INSTRUCTIONS TO FOLLOW –
Keep the pictures out of the copy and repeat the records exactly.

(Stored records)
________________________
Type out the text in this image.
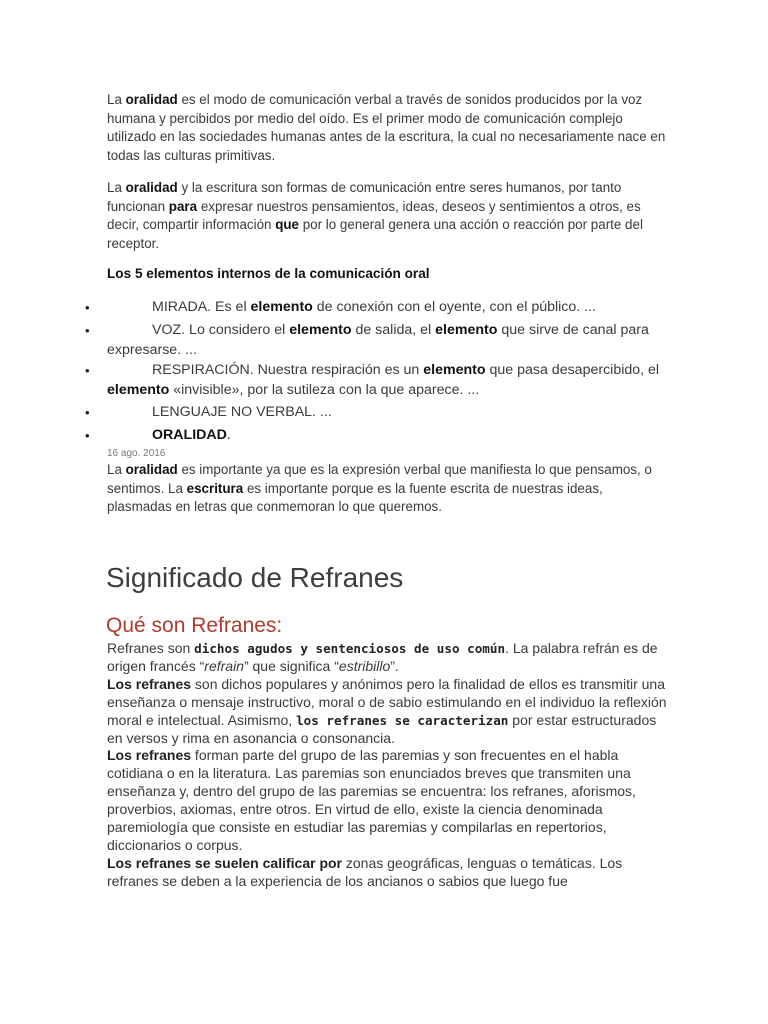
La oralidad es el modo de comunicación verbal a través de sonidos producidos por la voz humana y percibidos por medio del oído. Es el primer modo de comunicación complejo utilizado en las sociedades humanas antes de la escritura, la cual no necesariamente nace en todas las culturas primitivas.

La oralidad y la escritura son formas de comunicación entre seres humanos, por tanto funcionan para expresar nuestros pensamientos, ideas, deseos y sentimientos a otros, es decir, compartir información que por lo general genera una acción o reacción por parte del receptor.

Los 5 elementos internos de la comunicación oral

•	MIRADA. Es el elemento de conexión con el oyente, con el público. ...
•	VOZ. Lo considero el elemento de salida, el elemento que sirve de canal para expresarse. ...
•	RESPIRACIÓN. Nuestra respiración es un elemento que pasa desapercibido, el elemento «invisible», por la sutileza con la que aparece. ...
•	LENGUAJE NO VERBAL. ...
•	ORALIDAD.
16 ago. 2016

La oralidad es importante ya que es la expresión verbal que manifiesta lo que pensamos, o sentimos. La escritura es importante porque es la fuente escrita de nuestras ideas, plasmadas en letras que conmemoran lo que queremos.

Significado de Refranes
Qué son Refranes:

Refranes son dichos agudos y sentenciosos de uso común. La palabra refrán es de origen francés “refrain” que significa “estribillo”.
Los refranes son dichos populares y anónimos pero la finalidad de ellos es transmitir una enseñanza o mensaje instructivo, moral o de sabio estimulando en el individuo la reflexión moral e intelectual. Asimismo, los refranes se caracterizan por estar estructurados en versos y rima en asonancia o consonancia.
Los refranes forman parte del grupo de las paremias y son frecuentes en el habla cotidiana o en la literatura. Las paremias son enunciados breves que transmiten una enseñanza y, dentro del grupo de las paremias se encuentra: los refranes, aforismos, proverbios, axiomas, entre otros. En virtud de ello, existe la ciencia denominada paremiología que consiste en estudiar las paremias y compilarlas en repertorios, diccionarios o corpus.
Los refranes se suelen calificar por zonas geográficas, lenguas o temáticas. Los refranes se deben a la experiencia de los ancianos o sabios que luego fue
________________________
SOLUTION TO THE PROBLEM –
Type out the text in this image.
La oralidad es el modo de comunicación verbal a través de sonidos producidos por la voz humana y percibidos por medio del oído. Es el primer modo de comunicación complejo utilizado en las sociedades humanas antes de la escritura, la cual no necesariamente nace en todas las culturas primitivas.

La oralidad y la escritura son formas de comunicación entre seres humanos, por tanto funcionan para expresar nuestros pensamientos, ideas, deseos y sentimientos a otros, es decir, compartir información que por lo general genera una acción o reacción por parte del receptor.

Los 5 elementos internos de la comunicación oral

•	MIRADA. Es el elemento de conexión con el oyente, con el público. ...
•	VOZ. Lo considero el elemento de salida, el elemento que sirve de canal para expresarse. ...
•	RESPIRACIÓN. Nuestra respiración es un elemento que pasa desapercibido, el elemento «invisible», por la sutileza con la que aparece. ...
•	LENGUAJE NO VERBAL. ...
•	ORALIDAD.
16 ago. 2016

La oralidad es importante ya que es la expresión verbal que manifiesta lo que pensamos, o sentimos. La escritura es importante porque es la fuente escrita de nuestras ideas, plasmadas en letras que conmemoran lo que queremos.

Significado de Refranes
Qué son Refranes:

Refranes son dichos agudos y sentenciosos de uso común. La palabra refrán es de origen francés “refrain” que significa “estribillo”.
Los refranes son dichos populares y anónimos pero la finalidad de ellos es transmitir una enseñanza o mensaje instructivo, moral o de sabio estimulando en el individuo la reflexión moral e intelectual. Asimismo, los refranes se caracterizan por estar estructurados en versos y rima en asonancia o consonancia.
Los refranes forman parte del grupo de las paremias y son frecuentes en el habla cotidiana o en la literatura. Las paremias son enunciados breves que transmiten una enseñanza y, dentro del grupo de las paremias se encuentra: los refranes, aforismos, proverbios, axiomas, entre otros. En virtud de ello, existe la ciencia denominada paremiología que consiste en estudiar las paremias y compilarlas en repertorios, diccionarios o corpus.
Los refranes se suelen calificar por zonas geográficas, lenguas o temáticas. Los refranes se deben a la experiencia de los ancianos o sabios que luego fue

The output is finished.